Exercise objective — Select, from the material below, each line with "during" in it.

Data rows —
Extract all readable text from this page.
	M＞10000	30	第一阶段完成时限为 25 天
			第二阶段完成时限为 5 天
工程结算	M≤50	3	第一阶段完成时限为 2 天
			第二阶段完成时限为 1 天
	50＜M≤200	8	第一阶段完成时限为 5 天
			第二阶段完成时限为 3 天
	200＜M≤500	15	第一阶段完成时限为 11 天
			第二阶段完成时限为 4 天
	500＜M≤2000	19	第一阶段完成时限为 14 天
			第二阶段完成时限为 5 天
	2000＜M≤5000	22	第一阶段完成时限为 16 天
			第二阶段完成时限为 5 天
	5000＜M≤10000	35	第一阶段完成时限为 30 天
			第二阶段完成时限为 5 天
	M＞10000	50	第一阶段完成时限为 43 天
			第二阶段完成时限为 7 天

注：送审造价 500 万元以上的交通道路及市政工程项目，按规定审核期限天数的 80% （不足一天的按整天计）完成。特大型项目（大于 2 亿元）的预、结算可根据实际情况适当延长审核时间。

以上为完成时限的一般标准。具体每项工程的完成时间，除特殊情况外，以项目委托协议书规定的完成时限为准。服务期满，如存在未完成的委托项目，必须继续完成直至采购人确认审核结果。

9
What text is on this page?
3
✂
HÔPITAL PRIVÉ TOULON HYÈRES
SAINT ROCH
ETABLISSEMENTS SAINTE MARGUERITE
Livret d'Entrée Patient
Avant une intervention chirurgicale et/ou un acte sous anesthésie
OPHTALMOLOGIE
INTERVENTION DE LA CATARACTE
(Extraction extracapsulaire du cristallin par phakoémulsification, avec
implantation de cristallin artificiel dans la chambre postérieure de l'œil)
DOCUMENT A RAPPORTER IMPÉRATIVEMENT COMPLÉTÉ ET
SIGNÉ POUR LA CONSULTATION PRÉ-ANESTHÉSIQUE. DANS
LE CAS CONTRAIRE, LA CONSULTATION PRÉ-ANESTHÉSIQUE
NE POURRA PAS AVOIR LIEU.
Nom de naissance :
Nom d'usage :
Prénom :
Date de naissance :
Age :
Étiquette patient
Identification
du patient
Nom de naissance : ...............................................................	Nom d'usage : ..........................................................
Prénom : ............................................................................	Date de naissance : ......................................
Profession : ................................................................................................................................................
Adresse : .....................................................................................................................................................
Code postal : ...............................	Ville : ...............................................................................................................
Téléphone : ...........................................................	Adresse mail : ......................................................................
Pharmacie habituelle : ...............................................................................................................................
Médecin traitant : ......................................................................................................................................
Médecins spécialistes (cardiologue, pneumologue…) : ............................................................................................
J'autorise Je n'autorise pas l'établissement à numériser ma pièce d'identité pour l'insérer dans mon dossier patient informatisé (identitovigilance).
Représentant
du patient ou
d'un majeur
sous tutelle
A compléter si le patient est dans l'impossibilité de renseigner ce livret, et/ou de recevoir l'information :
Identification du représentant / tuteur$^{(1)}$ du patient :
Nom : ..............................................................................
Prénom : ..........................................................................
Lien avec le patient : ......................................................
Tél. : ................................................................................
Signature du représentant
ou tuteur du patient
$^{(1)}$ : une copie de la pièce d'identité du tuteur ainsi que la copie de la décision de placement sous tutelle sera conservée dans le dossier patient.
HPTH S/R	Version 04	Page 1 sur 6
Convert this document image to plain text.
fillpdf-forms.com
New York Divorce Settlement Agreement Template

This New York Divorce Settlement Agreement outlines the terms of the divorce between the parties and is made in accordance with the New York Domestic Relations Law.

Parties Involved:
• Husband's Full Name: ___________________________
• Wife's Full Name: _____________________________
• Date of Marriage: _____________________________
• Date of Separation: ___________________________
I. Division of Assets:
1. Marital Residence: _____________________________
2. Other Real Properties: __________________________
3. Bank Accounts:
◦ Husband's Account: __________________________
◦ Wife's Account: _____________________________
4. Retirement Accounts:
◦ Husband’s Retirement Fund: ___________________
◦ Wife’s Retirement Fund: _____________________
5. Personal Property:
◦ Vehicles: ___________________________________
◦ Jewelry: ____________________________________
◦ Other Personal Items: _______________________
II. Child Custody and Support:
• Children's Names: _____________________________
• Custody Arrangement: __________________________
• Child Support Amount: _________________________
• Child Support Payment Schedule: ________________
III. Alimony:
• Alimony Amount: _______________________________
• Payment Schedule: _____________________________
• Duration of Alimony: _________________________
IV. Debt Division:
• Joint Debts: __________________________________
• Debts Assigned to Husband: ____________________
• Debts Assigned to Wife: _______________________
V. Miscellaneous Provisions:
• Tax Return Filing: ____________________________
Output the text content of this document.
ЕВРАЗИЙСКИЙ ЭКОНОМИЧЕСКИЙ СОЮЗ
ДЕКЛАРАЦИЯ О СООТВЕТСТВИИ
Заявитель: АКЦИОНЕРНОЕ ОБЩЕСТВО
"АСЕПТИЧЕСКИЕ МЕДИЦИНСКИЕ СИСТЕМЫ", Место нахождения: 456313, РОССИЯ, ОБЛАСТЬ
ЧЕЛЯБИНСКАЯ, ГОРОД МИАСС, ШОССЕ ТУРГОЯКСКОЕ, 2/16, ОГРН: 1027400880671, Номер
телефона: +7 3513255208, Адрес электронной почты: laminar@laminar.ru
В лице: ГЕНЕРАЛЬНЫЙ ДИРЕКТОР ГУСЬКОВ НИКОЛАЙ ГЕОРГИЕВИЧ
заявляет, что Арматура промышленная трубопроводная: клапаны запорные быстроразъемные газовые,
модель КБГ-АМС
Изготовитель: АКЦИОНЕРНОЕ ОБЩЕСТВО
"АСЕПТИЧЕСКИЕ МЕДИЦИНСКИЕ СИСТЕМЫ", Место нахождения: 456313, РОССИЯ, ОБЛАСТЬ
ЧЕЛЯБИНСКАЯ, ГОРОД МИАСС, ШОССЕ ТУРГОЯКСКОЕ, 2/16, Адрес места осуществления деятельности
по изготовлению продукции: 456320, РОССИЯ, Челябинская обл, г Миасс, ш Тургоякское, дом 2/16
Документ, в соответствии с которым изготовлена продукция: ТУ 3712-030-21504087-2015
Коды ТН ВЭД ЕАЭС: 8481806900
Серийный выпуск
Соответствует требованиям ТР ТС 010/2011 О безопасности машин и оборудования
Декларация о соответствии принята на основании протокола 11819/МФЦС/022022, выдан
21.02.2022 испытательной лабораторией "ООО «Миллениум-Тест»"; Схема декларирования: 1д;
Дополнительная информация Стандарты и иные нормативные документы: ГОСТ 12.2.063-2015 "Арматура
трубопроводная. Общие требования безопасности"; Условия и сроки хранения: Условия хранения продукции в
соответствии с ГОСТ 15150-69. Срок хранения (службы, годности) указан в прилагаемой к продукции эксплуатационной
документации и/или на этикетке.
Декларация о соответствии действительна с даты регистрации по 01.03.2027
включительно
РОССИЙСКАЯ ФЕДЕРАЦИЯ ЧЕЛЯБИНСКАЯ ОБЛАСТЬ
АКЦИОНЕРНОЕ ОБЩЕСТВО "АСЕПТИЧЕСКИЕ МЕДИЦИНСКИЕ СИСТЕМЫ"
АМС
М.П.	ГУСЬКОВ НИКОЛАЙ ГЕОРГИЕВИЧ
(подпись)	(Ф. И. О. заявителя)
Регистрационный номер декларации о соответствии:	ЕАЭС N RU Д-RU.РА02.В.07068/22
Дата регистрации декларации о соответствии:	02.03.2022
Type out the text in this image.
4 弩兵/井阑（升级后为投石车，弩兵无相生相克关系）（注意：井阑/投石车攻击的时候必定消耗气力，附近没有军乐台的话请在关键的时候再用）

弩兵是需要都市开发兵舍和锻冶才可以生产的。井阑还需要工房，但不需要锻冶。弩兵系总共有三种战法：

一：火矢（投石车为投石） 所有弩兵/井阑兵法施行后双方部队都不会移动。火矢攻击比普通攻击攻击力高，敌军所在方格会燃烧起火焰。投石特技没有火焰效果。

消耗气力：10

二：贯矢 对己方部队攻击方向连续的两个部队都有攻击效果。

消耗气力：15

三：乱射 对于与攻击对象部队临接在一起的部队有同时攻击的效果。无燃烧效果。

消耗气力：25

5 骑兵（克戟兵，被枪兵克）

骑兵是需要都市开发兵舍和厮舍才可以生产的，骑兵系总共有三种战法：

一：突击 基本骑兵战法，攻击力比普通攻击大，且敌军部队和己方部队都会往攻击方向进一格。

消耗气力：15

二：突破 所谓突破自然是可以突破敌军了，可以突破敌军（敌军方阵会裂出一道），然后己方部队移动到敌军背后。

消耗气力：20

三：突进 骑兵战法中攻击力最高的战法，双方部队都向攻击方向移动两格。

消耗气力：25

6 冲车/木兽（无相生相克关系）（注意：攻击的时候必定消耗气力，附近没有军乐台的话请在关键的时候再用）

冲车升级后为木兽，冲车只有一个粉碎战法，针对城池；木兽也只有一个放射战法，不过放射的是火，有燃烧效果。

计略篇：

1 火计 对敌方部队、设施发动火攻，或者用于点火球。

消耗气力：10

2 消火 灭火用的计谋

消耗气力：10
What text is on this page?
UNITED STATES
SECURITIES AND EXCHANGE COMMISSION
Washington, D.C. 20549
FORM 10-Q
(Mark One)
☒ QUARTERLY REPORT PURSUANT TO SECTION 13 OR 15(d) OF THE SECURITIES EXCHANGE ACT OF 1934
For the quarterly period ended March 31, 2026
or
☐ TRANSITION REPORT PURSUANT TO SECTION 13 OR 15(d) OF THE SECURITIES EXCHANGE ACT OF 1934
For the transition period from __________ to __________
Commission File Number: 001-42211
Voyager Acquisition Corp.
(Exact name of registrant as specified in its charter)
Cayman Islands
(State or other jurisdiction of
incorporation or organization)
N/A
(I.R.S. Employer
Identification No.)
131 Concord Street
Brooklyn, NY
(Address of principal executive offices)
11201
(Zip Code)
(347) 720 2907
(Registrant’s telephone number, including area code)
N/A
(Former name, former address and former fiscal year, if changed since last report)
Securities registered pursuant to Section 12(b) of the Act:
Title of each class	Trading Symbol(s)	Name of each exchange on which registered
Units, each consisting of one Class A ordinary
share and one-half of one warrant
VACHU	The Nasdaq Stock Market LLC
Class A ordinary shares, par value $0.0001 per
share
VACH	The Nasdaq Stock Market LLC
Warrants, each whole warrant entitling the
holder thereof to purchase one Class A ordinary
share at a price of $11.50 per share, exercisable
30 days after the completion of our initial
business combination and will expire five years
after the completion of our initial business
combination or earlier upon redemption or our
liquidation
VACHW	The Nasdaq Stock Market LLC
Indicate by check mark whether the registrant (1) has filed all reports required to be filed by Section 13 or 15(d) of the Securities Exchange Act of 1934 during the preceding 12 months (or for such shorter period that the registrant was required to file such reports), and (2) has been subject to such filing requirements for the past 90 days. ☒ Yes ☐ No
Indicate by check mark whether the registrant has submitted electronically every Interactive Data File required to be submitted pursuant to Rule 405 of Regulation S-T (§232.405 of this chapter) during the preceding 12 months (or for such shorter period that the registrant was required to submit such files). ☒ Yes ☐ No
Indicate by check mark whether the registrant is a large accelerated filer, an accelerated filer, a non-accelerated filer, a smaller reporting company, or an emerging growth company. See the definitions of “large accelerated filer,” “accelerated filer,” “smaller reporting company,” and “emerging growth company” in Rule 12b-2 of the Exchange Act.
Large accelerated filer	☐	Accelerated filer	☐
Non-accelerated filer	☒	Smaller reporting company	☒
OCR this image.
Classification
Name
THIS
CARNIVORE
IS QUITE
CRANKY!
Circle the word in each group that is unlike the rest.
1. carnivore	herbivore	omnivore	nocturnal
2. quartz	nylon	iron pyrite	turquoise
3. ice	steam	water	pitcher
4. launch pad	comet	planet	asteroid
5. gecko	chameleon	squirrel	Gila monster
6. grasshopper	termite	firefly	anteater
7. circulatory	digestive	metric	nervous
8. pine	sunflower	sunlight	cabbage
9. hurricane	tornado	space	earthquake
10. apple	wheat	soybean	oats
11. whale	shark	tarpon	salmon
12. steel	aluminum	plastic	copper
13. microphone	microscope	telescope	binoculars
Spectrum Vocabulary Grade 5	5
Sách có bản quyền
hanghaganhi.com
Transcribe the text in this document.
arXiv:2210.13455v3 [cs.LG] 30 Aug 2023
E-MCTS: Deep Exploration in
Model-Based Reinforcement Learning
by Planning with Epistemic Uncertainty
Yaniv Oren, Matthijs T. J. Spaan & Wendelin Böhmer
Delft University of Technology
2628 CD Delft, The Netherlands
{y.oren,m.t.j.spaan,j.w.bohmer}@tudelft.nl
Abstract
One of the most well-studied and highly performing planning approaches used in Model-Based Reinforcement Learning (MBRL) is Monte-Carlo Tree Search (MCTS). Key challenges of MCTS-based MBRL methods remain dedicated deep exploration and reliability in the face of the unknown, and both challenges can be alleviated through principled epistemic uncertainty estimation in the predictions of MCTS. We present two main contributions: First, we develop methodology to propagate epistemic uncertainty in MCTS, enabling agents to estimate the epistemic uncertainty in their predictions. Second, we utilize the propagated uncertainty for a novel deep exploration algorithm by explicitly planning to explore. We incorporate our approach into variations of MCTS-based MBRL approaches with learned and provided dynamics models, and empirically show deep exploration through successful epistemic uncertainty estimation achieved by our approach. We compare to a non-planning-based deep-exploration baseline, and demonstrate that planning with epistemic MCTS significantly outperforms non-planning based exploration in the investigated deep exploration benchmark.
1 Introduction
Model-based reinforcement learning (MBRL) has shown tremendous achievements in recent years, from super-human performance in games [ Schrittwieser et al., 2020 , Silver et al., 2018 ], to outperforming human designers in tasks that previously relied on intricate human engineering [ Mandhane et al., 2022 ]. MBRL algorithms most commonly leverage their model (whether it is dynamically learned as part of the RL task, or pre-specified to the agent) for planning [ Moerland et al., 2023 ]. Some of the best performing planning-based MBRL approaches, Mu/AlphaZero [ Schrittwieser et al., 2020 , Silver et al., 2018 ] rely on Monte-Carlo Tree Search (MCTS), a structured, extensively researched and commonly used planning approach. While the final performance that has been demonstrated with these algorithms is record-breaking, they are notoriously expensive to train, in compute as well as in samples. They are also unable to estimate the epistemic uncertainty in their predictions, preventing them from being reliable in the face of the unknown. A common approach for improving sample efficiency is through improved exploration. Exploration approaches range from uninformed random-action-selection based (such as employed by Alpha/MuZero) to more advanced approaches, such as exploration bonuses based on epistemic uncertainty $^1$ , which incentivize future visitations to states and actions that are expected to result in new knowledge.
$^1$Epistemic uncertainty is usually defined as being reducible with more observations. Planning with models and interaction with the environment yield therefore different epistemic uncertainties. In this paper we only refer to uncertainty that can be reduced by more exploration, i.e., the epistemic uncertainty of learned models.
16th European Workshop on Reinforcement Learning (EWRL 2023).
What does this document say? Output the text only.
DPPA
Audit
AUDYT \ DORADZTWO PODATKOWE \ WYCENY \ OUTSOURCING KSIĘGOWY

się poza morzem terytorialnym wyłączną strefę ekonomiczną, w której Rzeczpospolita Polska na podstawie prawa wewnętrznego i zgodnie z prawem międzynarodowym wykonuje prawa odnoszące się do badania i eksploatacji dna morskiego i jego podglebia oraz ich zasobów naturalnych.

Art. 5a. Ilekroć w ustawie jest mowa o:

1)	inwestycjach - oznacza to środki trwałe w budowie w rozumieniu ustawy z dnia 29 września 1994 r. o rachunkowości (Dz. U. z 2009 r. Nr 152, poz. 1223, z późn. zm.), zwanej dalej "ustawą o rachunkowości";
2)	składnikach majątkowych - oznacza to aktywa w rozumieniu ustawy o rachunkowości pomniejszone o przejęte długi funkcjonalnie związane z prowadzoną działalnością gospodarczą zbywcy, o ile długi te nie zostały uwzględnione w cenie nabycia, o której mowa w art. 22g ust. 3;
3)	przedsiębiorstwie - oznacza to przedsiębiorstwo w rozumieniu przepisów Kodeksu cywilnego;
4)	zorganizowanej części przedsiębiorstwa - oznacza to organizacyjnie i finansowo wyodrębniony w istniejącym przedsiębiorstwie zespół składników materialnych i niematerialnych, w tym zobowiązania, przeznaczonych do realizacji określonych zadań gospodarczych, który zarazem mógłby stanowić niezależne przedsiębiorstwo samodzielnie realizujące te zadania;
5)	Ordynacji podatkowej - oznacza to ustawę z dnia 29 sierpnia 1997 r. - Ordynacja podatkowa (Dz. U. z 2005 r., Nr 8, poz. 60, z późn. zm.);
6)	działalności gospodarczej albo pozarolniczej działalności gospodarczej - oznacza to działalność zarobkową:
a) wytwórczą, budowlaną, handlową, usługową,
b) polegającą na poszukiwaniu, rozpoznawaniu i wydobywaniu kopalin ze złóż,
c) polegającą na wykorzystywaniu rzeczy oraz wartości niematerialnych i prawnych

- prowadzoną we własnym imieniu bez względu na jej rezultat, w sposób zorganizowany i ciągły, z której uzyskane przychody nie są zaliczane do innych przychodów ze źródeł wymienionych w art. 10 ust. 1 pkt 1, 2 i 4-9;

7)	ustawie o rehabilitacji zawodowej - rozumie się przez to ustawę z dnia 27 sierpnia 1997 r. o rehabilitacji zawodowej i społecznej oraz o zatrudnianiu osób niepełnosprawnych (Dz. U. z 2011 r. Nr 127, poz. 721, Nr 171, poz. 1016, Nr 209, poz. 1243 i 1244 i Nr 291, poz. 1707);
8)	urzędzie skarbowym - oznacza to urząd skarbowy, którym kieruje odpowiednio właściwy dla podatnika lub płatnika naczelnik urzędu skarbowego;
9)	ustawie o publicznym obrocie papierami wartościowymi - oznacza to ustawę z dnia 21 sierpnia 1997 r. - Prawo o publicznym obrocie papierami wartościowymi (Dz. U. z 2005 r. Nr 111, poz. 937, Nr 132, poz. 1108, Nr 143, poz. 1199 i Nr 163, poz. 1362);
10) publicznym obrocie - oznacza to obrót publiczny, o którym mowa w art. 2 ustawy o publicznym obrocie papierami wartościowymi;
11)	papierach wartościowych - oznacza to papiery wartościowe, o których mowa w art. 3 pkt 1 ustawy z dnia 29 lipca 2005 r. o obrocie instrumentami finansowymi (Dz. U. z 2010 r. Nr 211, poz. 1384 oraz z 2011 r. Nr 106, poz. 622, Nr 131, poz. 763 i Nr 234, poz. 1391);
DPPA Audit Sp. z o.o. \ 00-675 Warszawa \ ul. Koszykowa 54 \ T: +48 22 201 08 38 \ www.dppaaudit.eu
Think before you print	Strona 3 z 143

Full response —
Indicate by check mark whether the registrant (1) has filed all reports required to be filed by Section 13 or 15(d) of the Securities Exchange Act of 1934 during the preceding 12 months (or for such shorter period that the registrant was required to file such reports), and (2) has been subject to such filing requirements for the past 90 days. ☒ Yes ☐ No
Indicate by check mark whether the registrant has submitted electronically every Interactive Data File required to be submitted pursuant to Rule 405 of Regulation S-T (§232.405 of this chapter) during the preceding 12 months (or for such shorter period that the registrant was required to submit such files). ☒ Yes ☐ No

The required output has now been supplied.